§ Texto de leitura:

=====

O snr. Erickson que, como disse, estava fortemente indisposto contra o rei, aconselha-me insistentemente a não aceitar este oferecimento Sinto-me altamente embaraçado; nem queria descontentar Erickson nem rejeitar o oferecimento que acabava de me ser feito. Tiro-me desta posição difícil um pouco à moda dos Normandos, sem recusar mas sem tomar também qualquer compromisso.

- Agradeço o favor que acabais de conceder-me, disse ao rei, mas tenho de partir com a expedição que segue para o rio Cunene ; dentro de dias, voltarei sòsinho e podereis então indicar-me o terreno que me é destinado.

Depois disto, serviram-nos novamente cerveja e retirámo-nos.

Ao voltar, encontrei junto do meu vagão um belo rebanho de cabras e um emissário do rei que me disse que escolhesse a que mais me conviesse. Em seguida trouxeram-me uma grande quantidade de feijão. Enchi um saco e os meus criados aproveitaram também para fazer a sua provisão. Como se dizia que grassava uma epizootia na região, apressámo-nos a deixar o Cuambi e a partida foi fixada para a uma hora da tarde. Aproveitando as poucas horas que me restavam, vou visitar o palácio de Nihuma, o predecessor de Nihombo. Este rei Nihuma foi o primeiro a receber os Europeus, que gostava de atrair ao seu território, mas que nem sempre tiveram razão para felicitar-se por esse motivo. O snr. Palgrave, que conheceu Nihuma, assegurou-me que este se lhe tinha gabado um dia de ter mandado matar um português e de o ter roubado. Junto dele tinham-se estabelecido alguns missionários finlandeses que se haviam esforçado por lhe inculcar o dogma da ressurreição dos mortos. Tendo morrido um seu irmão, mandou chamar os missionários e disse-lhes :

- Ensinastes-me sempre que, na vossa religião, os homens devem ressuscitar depois da morte. Aqui está o meu irmão, que morreu há três dias; se o que haveis pregado é verdade, restitui-lhe a vida.

Grande foi o embaraço dos pobres missionários, que tentaram, mas em vão, fazer-lhe compreender que essa ressurreição só devia ter lugar no fim do mundo. O rei não quis ouvi-los e significou-lhes que ou ressuscitavam o morto ou teriam de se ir embora. Não havia outra alternativa. E tiveram de abandonar a estação, que nunca mais foi restabelecida.

No meu regresso tive ocasião de ver a sua casita, construída de adobes, de que restam somente algumas paredes. Compunha-se de dois pequenos quartos, construídos sobre um terraço artificial bastante alto, para a preservar da humidade do solo. Basta, com efeito, cavar à profundidade de alguns pés, para encontrar por toda a parte água em abundância. O solo parece composto de uma espécie de areia branca, mas que todavia faz excelentes tejolos sêcos ao sol. Estes tejolos empregados nas casas dos finlandeses, pareceram-me tão duros como os tejolos cozidos no forno.

=====

§ Descrição da tarefa: Segundo o texto de leitura, para que hora foi marcada a partida do Cuambi?

§ Dados fornecidos:
=====

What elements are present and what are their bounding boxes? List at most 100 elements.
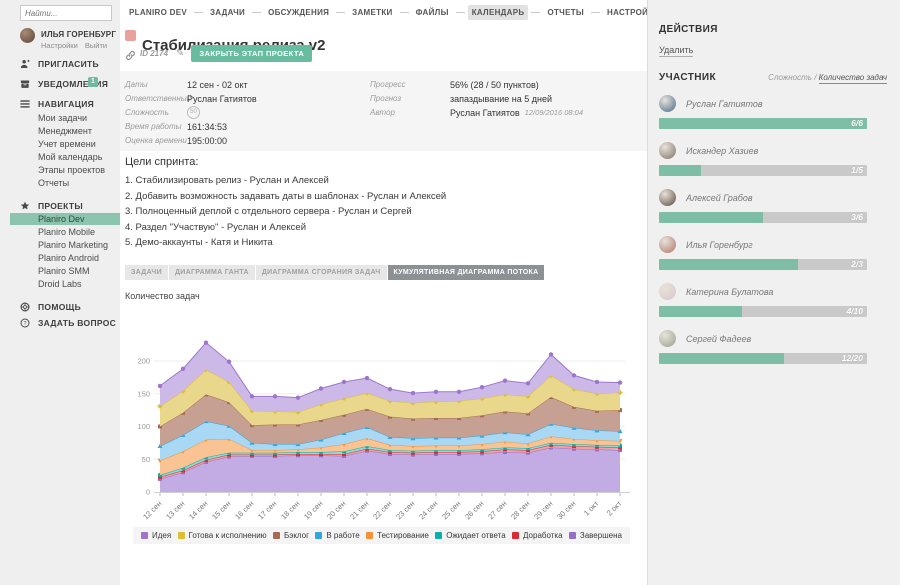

=====

§ Resolução escrita: Para a uma hora da tarde.